>> START Available records

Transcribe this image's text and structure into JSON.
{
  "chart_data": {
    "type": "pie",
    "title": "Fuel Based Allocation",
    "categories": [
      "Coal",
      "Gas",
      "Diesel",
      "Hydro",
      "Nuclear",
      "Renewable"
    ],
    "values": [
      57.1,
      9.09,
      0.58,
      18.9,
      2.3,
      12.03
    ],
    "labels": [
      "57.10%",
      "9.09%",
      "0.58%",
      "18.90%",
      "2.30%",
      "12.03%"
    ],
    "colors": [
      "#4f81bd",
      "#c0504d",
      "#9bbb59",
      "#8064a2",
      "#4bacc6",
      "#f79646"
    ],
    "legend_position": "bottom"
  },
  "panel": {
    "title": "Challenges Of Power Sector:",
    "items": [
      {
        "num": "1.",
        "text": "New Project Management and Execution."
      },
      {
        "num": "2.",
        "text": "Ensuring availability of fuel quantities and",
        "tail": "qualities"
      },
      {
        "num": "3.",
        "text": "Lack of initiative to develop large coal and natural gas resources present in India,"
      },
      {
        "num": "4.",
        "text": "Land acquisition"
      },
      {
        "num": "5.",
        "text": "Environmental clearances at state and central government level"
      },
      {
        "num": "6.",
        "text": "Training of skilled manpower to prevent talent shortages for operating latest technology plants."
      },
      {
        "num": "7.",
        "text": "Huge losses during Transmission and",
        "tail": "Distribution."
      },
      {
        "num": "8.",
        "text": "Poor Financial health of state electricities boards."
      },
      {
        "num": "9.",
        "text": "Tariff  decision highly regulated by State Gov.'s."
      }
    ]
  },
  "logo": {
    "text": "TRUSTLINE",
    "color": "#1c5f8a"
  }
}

>> END Available records
>> START Available records

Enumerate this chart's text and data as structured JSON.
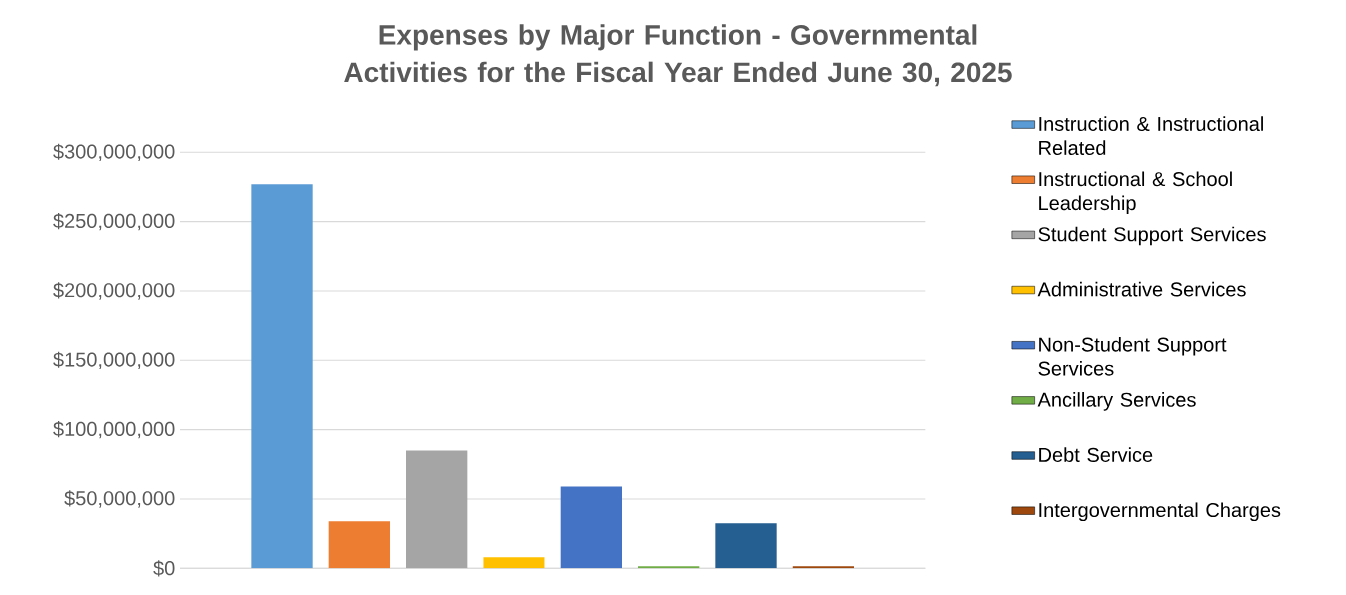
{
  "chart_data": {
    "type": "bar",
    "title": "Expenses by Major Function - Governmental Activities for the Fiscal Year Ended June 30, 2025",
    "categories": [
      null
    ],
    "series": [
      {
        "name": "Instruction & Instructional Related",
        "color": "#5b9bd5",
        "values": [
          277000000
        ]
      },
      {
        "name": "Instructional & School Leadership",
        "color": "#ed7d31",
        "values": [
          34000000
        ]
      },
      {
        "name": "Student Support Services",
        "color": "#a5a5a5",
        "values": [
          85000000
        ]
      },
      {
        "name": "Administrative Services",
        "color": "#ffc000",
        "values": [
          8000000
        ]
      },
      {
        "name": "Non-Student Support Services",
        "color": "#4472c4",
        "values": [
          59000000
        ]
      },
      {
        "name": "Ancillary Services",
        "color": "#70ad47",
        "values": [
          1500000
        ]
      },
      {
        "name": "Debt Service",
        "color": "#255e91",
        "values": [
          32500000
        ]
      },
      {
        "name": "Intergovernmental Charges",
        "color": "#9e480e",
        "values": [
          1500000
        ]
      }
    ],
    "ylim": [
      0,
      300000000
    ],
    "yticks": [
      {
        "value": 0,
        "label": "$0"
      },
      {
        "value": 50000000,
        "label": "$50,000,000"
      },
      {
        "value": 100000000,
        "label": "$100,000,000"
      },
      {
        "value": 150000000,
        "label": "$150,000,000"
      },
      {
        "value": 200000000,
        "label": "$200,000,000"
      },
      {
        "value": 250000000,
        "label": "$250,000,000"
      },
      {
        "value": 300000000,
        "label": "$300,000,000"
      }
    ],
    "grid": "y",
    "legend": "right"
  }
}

>> END Available records

| Written task |
Find the word "Support" in the entries, and copy every line it shows up in.

| Exercise response |
        "name": "Student Support Services",
        "name": "Non-Student Support Services",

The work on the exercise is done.